Stated problem: Every line of the material is to be quoted verbatim, minus the pictures.

Materials provided:
┄┄┄┄┄┄┄┄┄┄

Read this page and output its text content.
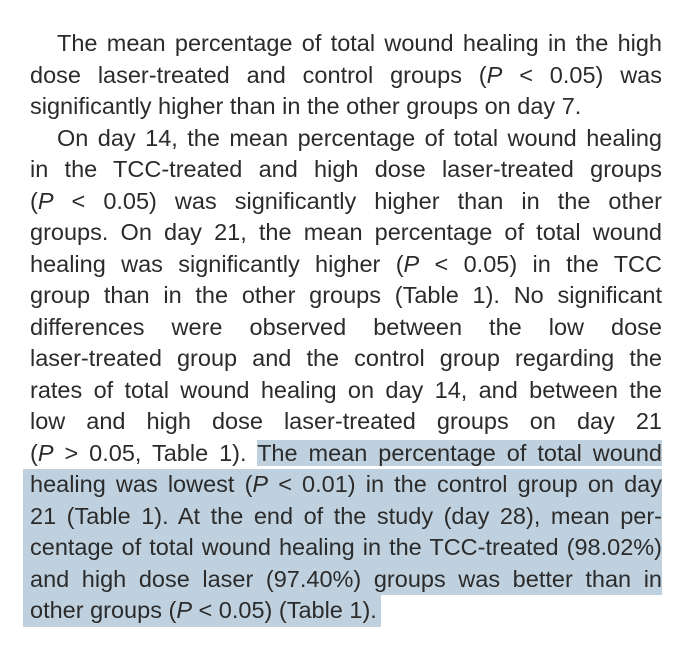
The mean percentage of total wound healing in the high
dose laser-treated and control groups (P < 0.05) was
significantly higher than in the other groups on day 7.
On day 14, the mean percentage of total wound healing
in the TCC-treated and high dose laser-treated groups
(P < 0.05) was significantly higher than in the other
groups. On day 21, the mean percentage of total wound
healing was significantly higher (P < 0.05) in the TCC
group than in the other groups (Table 1). No significant
differences were observed between the low dose
laser-treated group and the control group regarding the
rates of total wound healing on day 14, and between the
low and high dose laser-treated groups on day 21
(P > 0.05, Table 1). The mean percentage of total wound
healing was lowest (P < 0.01) in the control group on day
21 (Table 1). At the end of the study (day 28), mean per-
centage of total wound healing in the TCC-treated (98.02%)
and high dose laser (97.40%) groups was better than in
other groups (P < 0.05) (Table 1).
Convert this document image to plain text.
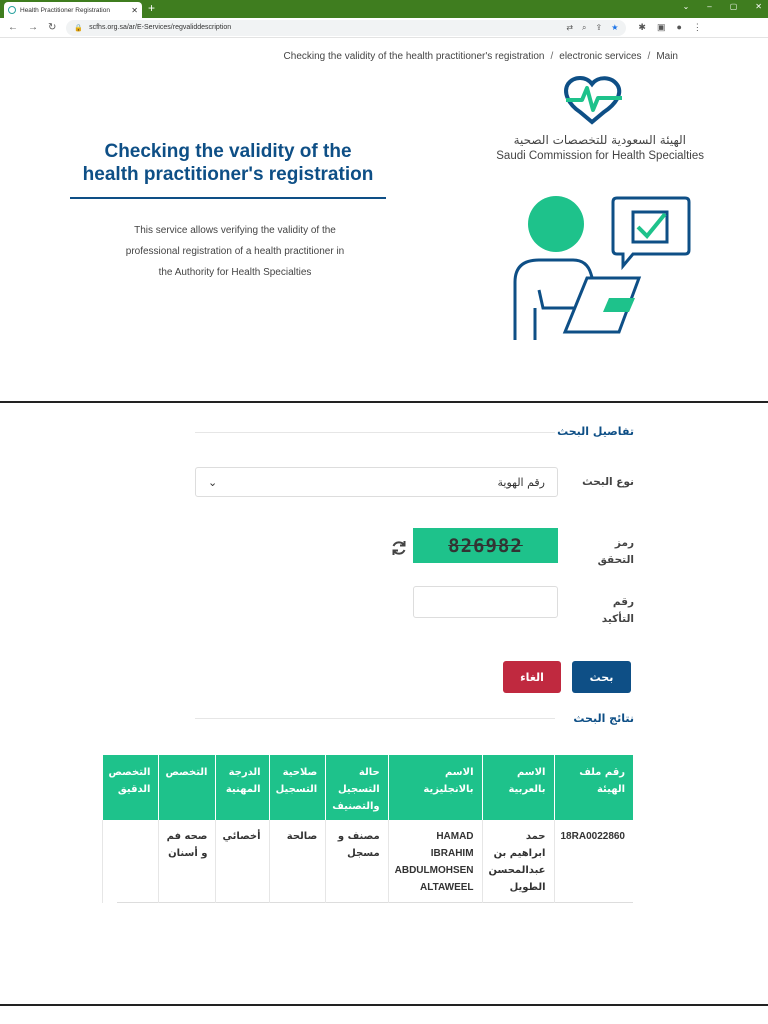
Health Practitioner Registration	✕ +	⌄ – ▢ ✕
← → ↻	🔒 scfhs.org.sa/ar/E-Services/regvaliddescription	⇄ ⌕ ⇪ ★ ✱ ▣ ● ⋮
Checking the validity of the health practitioner's registration / electronic services / Main
Checking the validity of the
health practitioner's registration
This service allows verifying the validity of the
professional registration of a health practitioner in
the Authority for Health Specialties
الهيئة السعودية للتخصصات الصحية
Saudi Commission for Health Specialties
تفاصيل البحث
نوع البحث
⌄	رقم الهوية
رمز
التحقق
826982
رقم
التأكيد
بحث
الغاء
نتائج البحث
رقم ملف الهيئة	الاسم بالعربية	الاسم بالانجليزية	حالة التسجيل والتصنيف	صلاحية التسجيل	الدرجة المهنية	التخصص	التخصص الدقيق
18RA0022860	حمد ابراهيم بن عبدالمحسن الطويل	HAMAD IBRAHIM ABDULMOHSEN ALTAWEEL	مصنف و مسجل	صالحة	أخصائي	صحه فم و أسنان	
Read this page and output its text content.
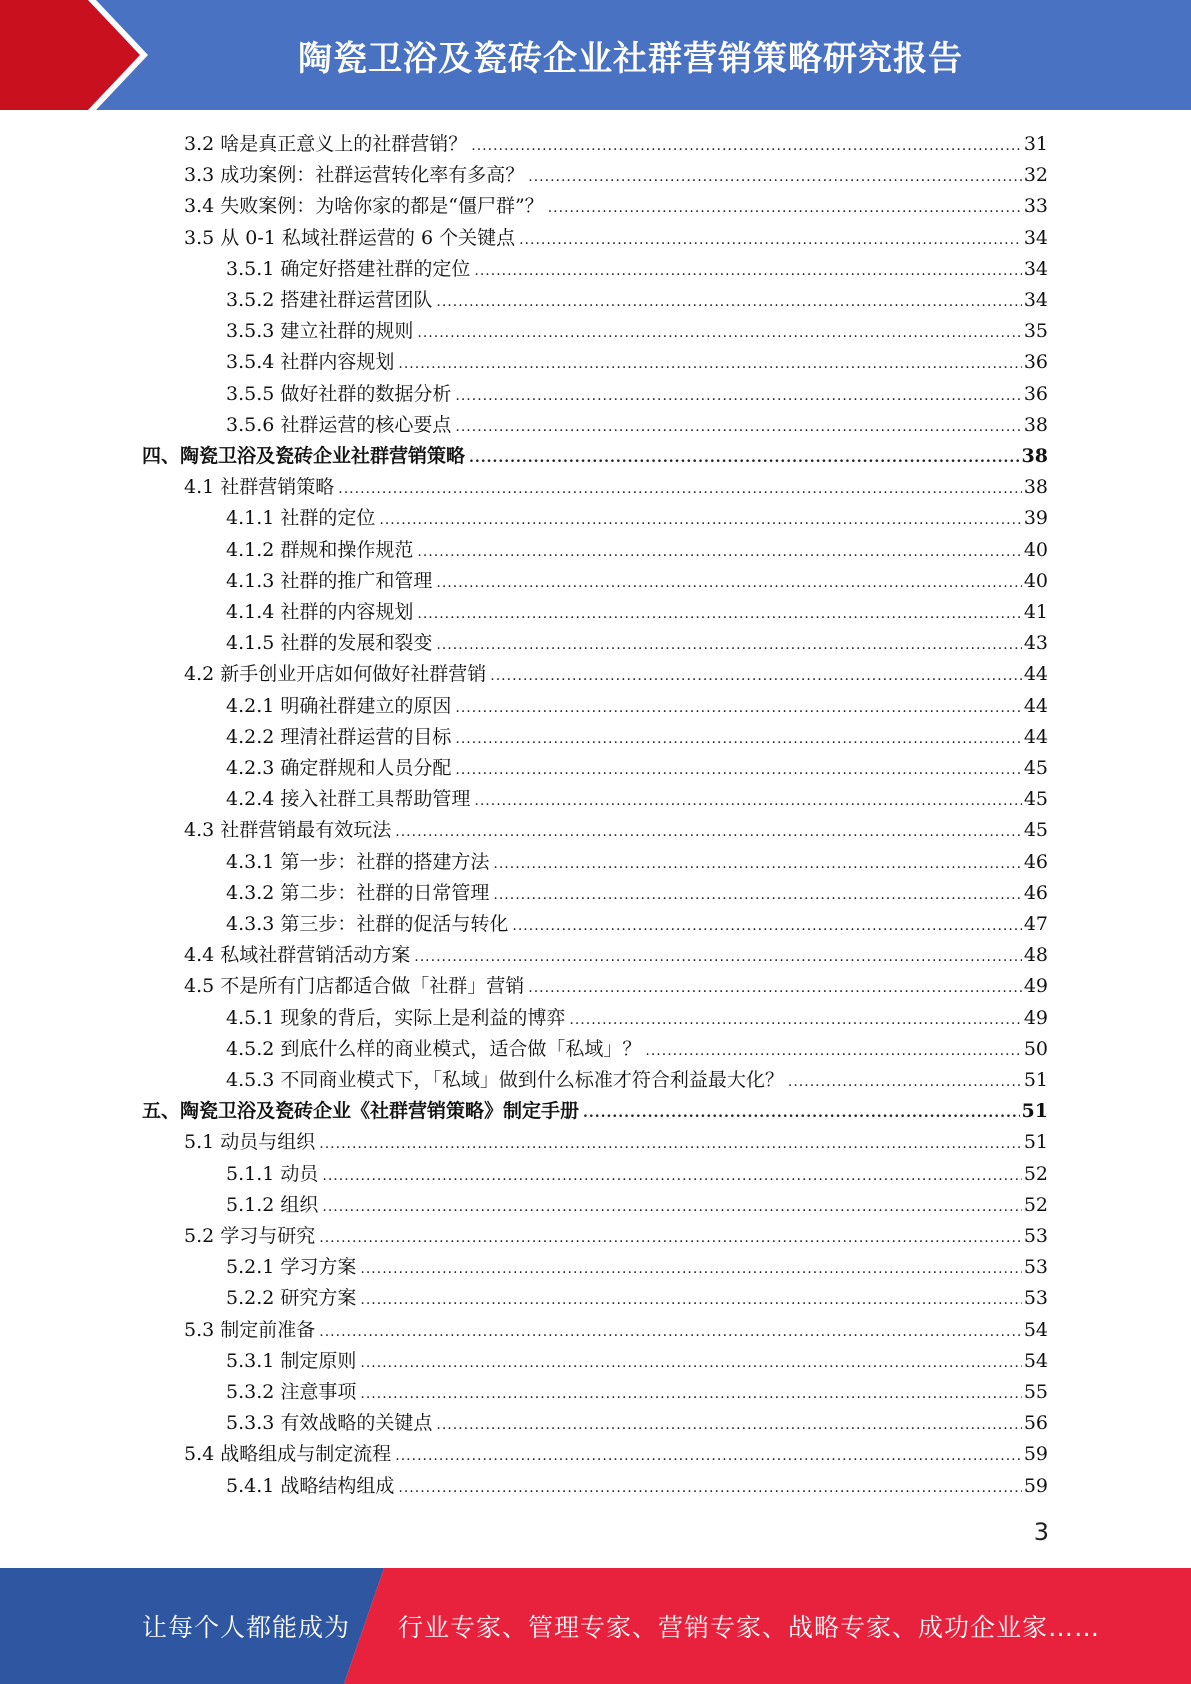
陶瓷卫浴及瓷砖企业社群营销策略研究报告
3.2 啥是真正意义上的社群营销？ .....	31
3.3 成功案例：社群运营转化率有多高？ .....	32
3.4 失败案例：为啥你家的都是“僵尸群”？ .....	33
3.5 从 0-1 私域社群运营的 6 个关键点 .....	34
3.5.1 确定好搭建社群的定位 .....	34
3.5.2 搭建社群运营团队 .....	34
3.5.3 建立社群的规则 .....	35
3.5.4 社群内容规划 .....	36
3.5.5 做好社群的数据分析 .....	36
3.5.6 社群运营的核心要点 .....	38
四、陶瓷卫浴及瓷砖企业社群营销策略 .....	38
4.1 社群营销策略 .....	38
4.1.1 社群的定位 .....	39
4.1.2 群规和操作规范 .....	40
4.1.3 社群的推广和管理 .....	40
4.1.4 社群的内容规划 .....	41
4.1.5 社群的发展和裂变 .....	43
4.2 新手创业开店如何做好社群营销 .....	44
4.2.1 明确社群建立的原因 .....	44
4.2.2 理清社群运营的目标 .....	44
4.2.3 确定群规和人员分配 .....	45
4.2.4 接入社群工具帮助管理 .....	45
4.3 社群营销最有效玩法 .....	45
4.3.1 第一步：社群的搭建方法 .....	46
4.3.2 第二步：社群的日常管理 .....	46
4.3.3 第三步：社群的促活与转化 .....	47
4.4 私域社群营销活动方案 .....	48
4.5 不是所有门店都适合做「社群」营销 .....	49
4.5.1 现象的背后，实际上是利益的博弈 .....	49
4.5.2 到底什么样的商业模式，适合做「私域」？ .....	50
4.5.3 不同商业模式下，「私域」做到什么标准才符合利益最大化？ .....	51
五、陶瓷卫浴及瓷砖企业《社群营销策略》制定手册 .....	51
5.1 动员与组织 .....	51
5.1.1 动员 .....	52
5.1.2 组织 .....	52
5.2 学习与研究 .....	53
5.2.1 学习方案 .....	53
5.2.2 研究方案 .....	53
5.3 制定前准备 .....	54
5.3.1 制定原则 .....	54
5.3.2 注意事项 .....	55
5.3.3 有效战略的关键点 .....	56
5.4 战略组成与制定流程 .....	59
5.4.1 战略结构组成 .....	59
3
让每个人都能成为 行业专家、管理专家、营销专家、战略专家、成功企业家……
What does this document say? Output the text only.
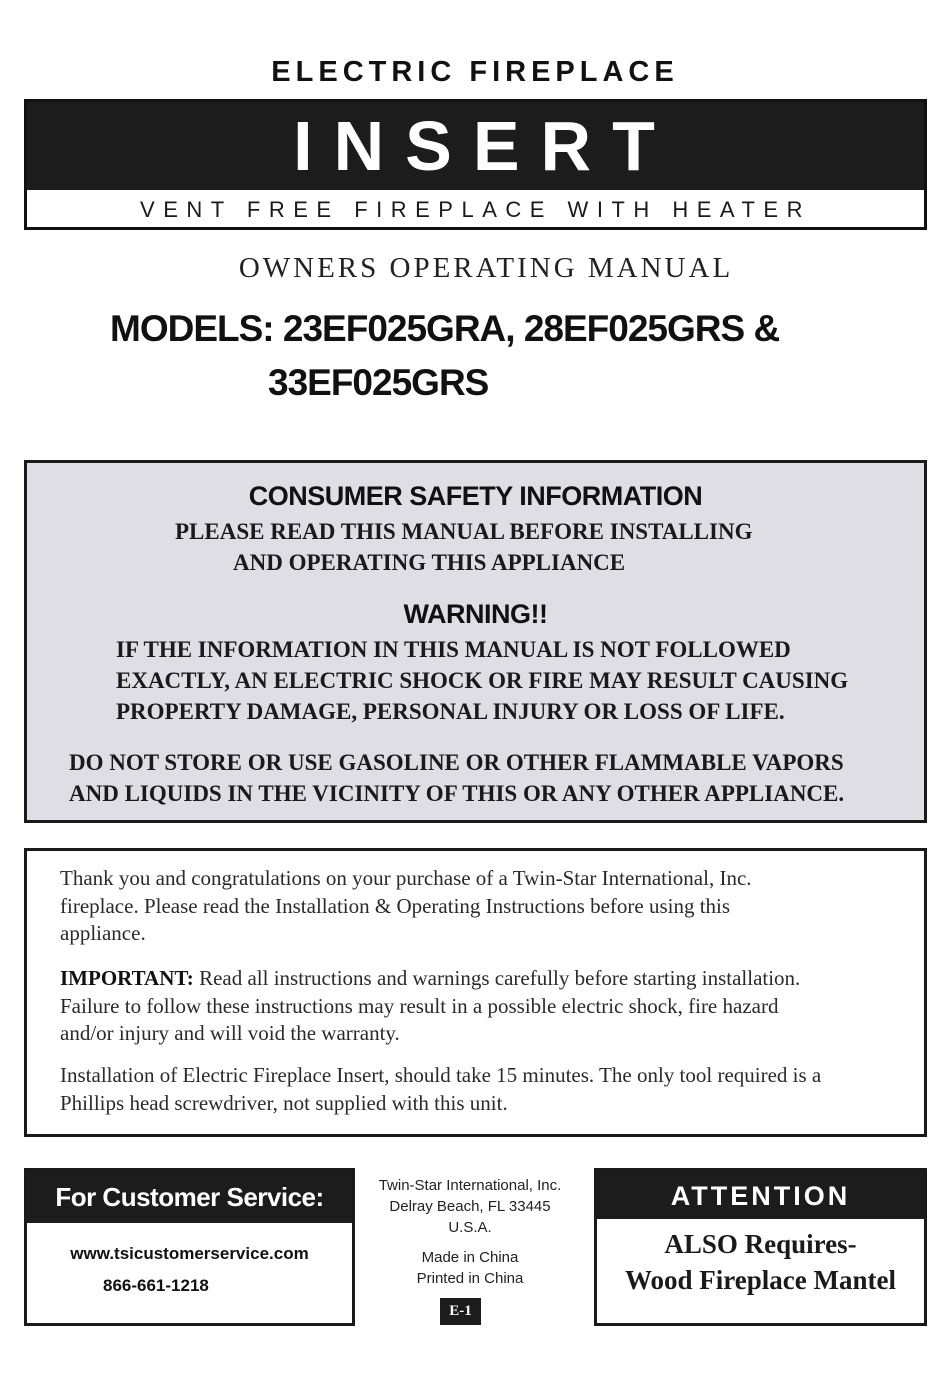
ELECTRIC FIREPLACE
INSERT
VENT FREE FIREPLACE WITH HEATER
OWNERS OPERATING MANUAL
MODELS: 23EF025GRA, 28EF025GRS &
33EF025GRS
CONSUMER SAFETY INFORMATION
PLEASE READ THIS MANUAL BEFORE INSTALLING
AND OPERATING THIS APPLIANCE
WARNING!!
IF THE INFORMATION IN THIS MANUAL IS NOT FOLLOWED
EXACTLY, AN ELECTRIC SHOCK OR FIRE MAY RESULT CAUSING
PROPERTY DAMAGE, PERSONAL INJURY OR LOSS OF LIFE.
DO NOT STORE OR USE GASOLINE OR OTHER FLAMMABLE VAPORS
AND LIQUIDS IN THE VICINITY OF THIS OR ANY OTHER APPLIANCE.
Thank you and congratulations on your purchase of a Twin-Star International, Inc.
fireplace. Please read the Installation & Operating Instructions before using this
appliance.
IMPORTANT: Read all instructions and warnings carefully before starting installation.
Failure to follow these instructions may result in a possible electric shock, fire hazard
and/or injury and will void the warranty.
Installation of Electric Fireplace Insert, should take 15 minutes. The only tool required is a
Phillips head screwdriver, not supplied with this unit.
For Customer Service:
www.tsicustomerservice.com
866-661-1218
Twin-Star International, Inc.
Delray Beach, FL 33445
U.S.A.
Made in China
Printed in China
E-1
ATTENTION
ALSO Requires-
Wood Fireplace Mantel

┄┄┄┄┄┄┄┄┄┄

Final result:
Read this page and output its text content.
The mean percentage of total wound healing in the high
dose laser-treated and control groups (P < 0.05) was
significantly higher than in the other groups on day 7.
On day 14, the mean percentage of total wound healing
in the TCC-treated and high dose laser-treated groups
(P < 0.05) was significantly higher than in the other
groups. On day 21, the mean percentage of total wound
healing was significantly higher (P < 0.05) in the TCC
group than in the other groups (Table 1). No significant
differences were observed between the low dose
laser-treated group and the control group regarding the
rates of total wound healing on day 14, and between the
low and high dose laser-treated groups on day 21
(P > 0.05, Table 1). The mean percentage of total wound
healing was lowest (P < 0.01) in the control group on day
21 (Table 1). At the end of the study (day 28), mean per-
centage of total wound healing in the TCC-treated (98.02%)
and high dose laser (97.40%) groups was better than in
other groups (P < 0.05) (Table 1).
Convert this document image to plain text.
Health Practitioner Registration	✕ +	⌄ – ▢ ✕
← → ↻	🔒 scfhs.org.sa/ar/E-Services/regvaliddescription	⇄ ⌕ ⇪ ★ ✱ ▣ ● ⋮
Checking the validity of the health practitioner's registration / electronic services / Main
Checking the validity of the
health practitioner's registration
This service allows verifying the validity of the
professional registration of a health practitioner in
the Authority for Health Specialties
الهيئة السعودية للتخصصات الصحية
Saudi Commission for Health Specialties
تفاصيل البحث
نوع البحث
⌄	رقم الهوية
رمز
التحقق
826982
رقم
التأكيد
بحث
الغاء
نتائج البحث
رقم ملف الهيئة	الاسم بالعربية	الاسم بالانجليزية	حالة التسجيل والتصنيف	صلاحية التسجيل	الدرجة المهنية	التخصص	التخصص الدقيق
18RA0022860	حمد ابراهيم بن عبدالمحسن الطويل	HAMAD IBRAHIM ABDULMOHSEN ALTAWEEL	مصنف و مسجل	صالحة	أخصائي	صحه فم و أسنان	
Read this page and output its text content.
陶瓷卫浴及瓷砖企业社群营销策略研究报告
3.2 啥是真正意义上的社群营销？ .....	31
3.3 成功案例：社群运营转化率有多高？ .....	32
3.4 失败案例：为啥你家的都是“僵尸群”？ .....	33
3.5 从 0-1 私域社群运营的 6 个关键点 .....	34
3.5.1 确定好搭建社群的定位 .....	34
3.5.2 搭建社群运营团队 .....	34
3.5.3 建立社群的规则 .....	35
3.5.4 社群内容规划 .....	36
3.5.5 做好社群的数据分析 .....	36
3.5.6 社群运营的核心要点 .....	38
四、陶瓷卫浴及瓷砖企业社群营销策略 .....	38
4.1 社群营销策略 .....	38
4.1.1 社群的定位 .....	39
4.1.2 群规和操作规范 .....	40
4.1.3 社群的推广和管理 .....	40
4.1.4 社群的内容规划 .....	41
4.1.5 社群的发展和裂变 .....	43
4.2 新手创业开店如何做好社群营销 .....	44
4.2.1 明确社群建立的原因 .....	44
4.2.2 理清社群运营的目标 .....	44
4.2.3 确定群规和人员分配 .....	45
4.2.4 接入社群工具帮助管理 .....	45
4.3 社群营销最有效玩法 .....	45
4.3.1 第一步：社群的搭建方法 .....	46
4.3.2 第二步：社群的日常管理 .....	46
4.3.3 第三步：社群的促活与转化 .....	47
4.4 私域社群营销活动方案 .....	48
4.5 不是所有门店都适合做「社群」营销 .....	49
4.5.1 现象的背后，实际上是利益的博弈 .....	49
4.5.2 到底什么样的商业模式，适合做「私域」？ .....	50
4.5.3 不同商业模式下，「私域」做到什么标准才符合利益最大化？ .....	51
五、陶瓷卫浴及瓷砖企业《社群营销策略》制定手册 .....	51
5.1 动员与组织 .....	51
5.1.1 动员 .....	52
5.1.2 组织 .....	52
5.2 学习与研究 .....	53
5.2.1 学习方案 .....	53
5.2.2 研究方案 .....	53
5.3 制定前准备 .....	54
5.3.1 制定原则 .....	54
5.3.2 注意事项 .....	55
5.3.3 有效战略的关键点 .....	56
5.4 战略组成与制定流程 .....	59
5.4.1 战略结构组成 .....	59
3
让每个人都能成为 行业专家、管理专家、营销专家、战略专家、成功企业家……
What does this document say? Output the text only.
ELECTRIC FIREPLACE
INSERT
VENT FREE FIREPLACE WITH HEATER
OWNERS OPERATING MANUAL
MODELS: 23EF025GRA, 28EF025GRS &
33EF025GRS
CONSUMER SAFETY INFORMATION
PLEASE READ THIS MANUAL BEFORE INSTALLING
AND OPERATING THIS APPLIANCE
WARNING!!
IF THE INFORMATION IN THIS MANUAL IS NOT FOLLOWED
EXACTLY, AN ELECTRIC SHOCK OR FIRE MAY RESULT CAUSING
PROPERTY DAMAGE, PERSONAL INJURY OR LOSS OF LIFE.
DO NOT STORE OR USE GASOLINE OR OTHER FLAMMABLE VAPORS
AND LIQUIDS IN THE VICINITY OF THIS OR ANY OTHER APPLIANCE.
Thank you and congratulations on your purchase of a Twin-Star International, Inc.
fireplace. Please read the Installation & Operating Instructions before using this
appliance.
IMPORTANT: Read all instructions and warnings carefully before starting installation.
Failure to follow these instructions may result in a possible electric shock, fire hazard
and/or injury and will void the warranty.
Installation of Electric Fireplace Insert, should take 15 minutes. The only tool required is a
Phillips head screwdriver, not supplied with this unit.
For Customer Service:
www.tsicustomerservice.com
866-661-1218
Twin-Star International, Inc.
Delray Beach, FL 33445
U.S.A.
Made in China
Printed in China
E-1
ATTENTION
ALSO Requires-
Wood Fireplace Mantel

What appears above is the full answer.